Objective> In the listing below, locate the lines bearing the word "operations". Copy every one of them.

(Dataset entries)
- - -

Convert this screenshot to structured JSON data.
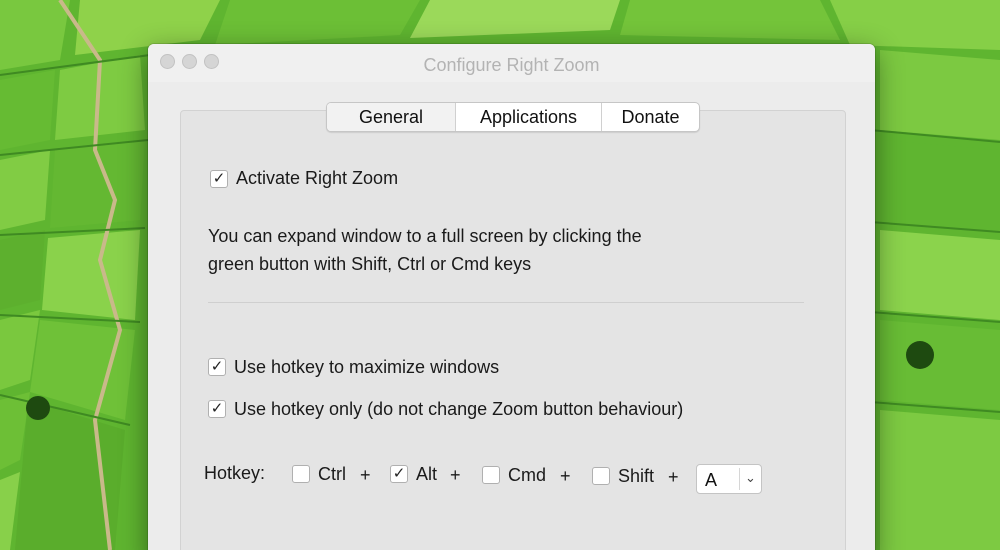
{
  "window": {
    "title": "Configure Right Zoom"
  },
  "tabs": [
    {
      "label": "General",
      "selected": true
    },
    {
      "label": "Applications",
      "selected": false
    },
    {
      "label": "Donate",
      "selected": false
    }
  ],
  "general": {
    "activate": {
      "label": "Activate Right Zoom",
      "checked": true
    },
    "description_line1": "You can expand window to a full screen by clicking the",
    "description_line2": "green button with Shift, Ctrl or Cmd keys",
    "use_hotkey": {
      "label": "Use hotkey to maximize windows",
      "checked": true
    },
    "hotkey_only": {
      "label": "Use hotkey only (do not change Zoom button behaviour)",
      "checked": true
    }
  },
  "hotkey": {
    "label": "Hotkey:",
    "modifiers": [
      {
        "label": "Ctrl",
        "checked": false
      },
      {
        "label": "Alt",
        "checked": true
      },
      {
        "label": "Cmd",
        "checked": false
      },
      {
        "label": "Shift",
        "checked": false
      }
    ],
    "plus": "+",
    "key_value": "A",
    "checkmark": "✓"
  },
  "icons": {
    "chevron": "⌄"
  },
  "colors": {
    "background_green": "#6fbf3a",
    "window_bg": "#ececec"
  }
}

- - -

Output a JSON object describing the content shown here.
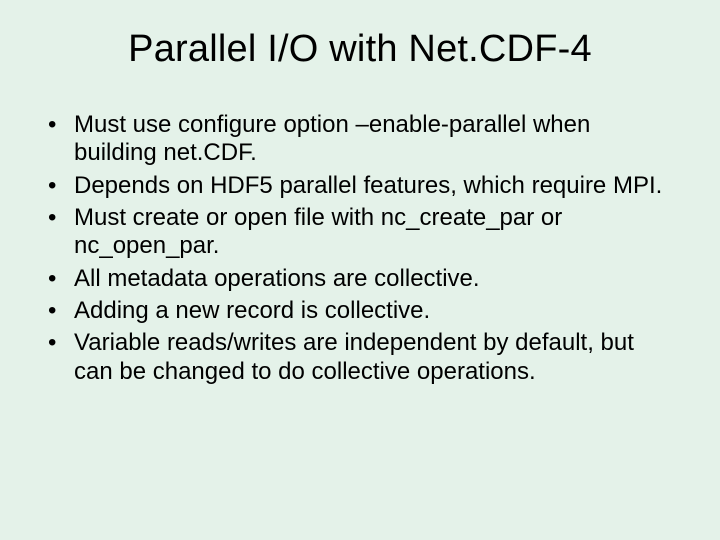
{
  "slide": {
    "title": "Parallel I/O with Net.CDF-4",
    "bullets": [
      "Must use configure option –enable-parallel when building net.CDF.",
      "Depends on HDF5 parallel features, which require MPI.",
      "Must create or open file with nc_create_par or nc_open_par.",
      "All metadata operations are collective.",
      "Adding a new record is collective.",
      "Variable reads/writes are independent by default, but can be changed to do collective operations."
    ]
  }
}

- - -

Solution to the exercise>
      "All metadata operations are collective.",
      "Variable reads/writes are independent by default, but can be changed to do collective operations."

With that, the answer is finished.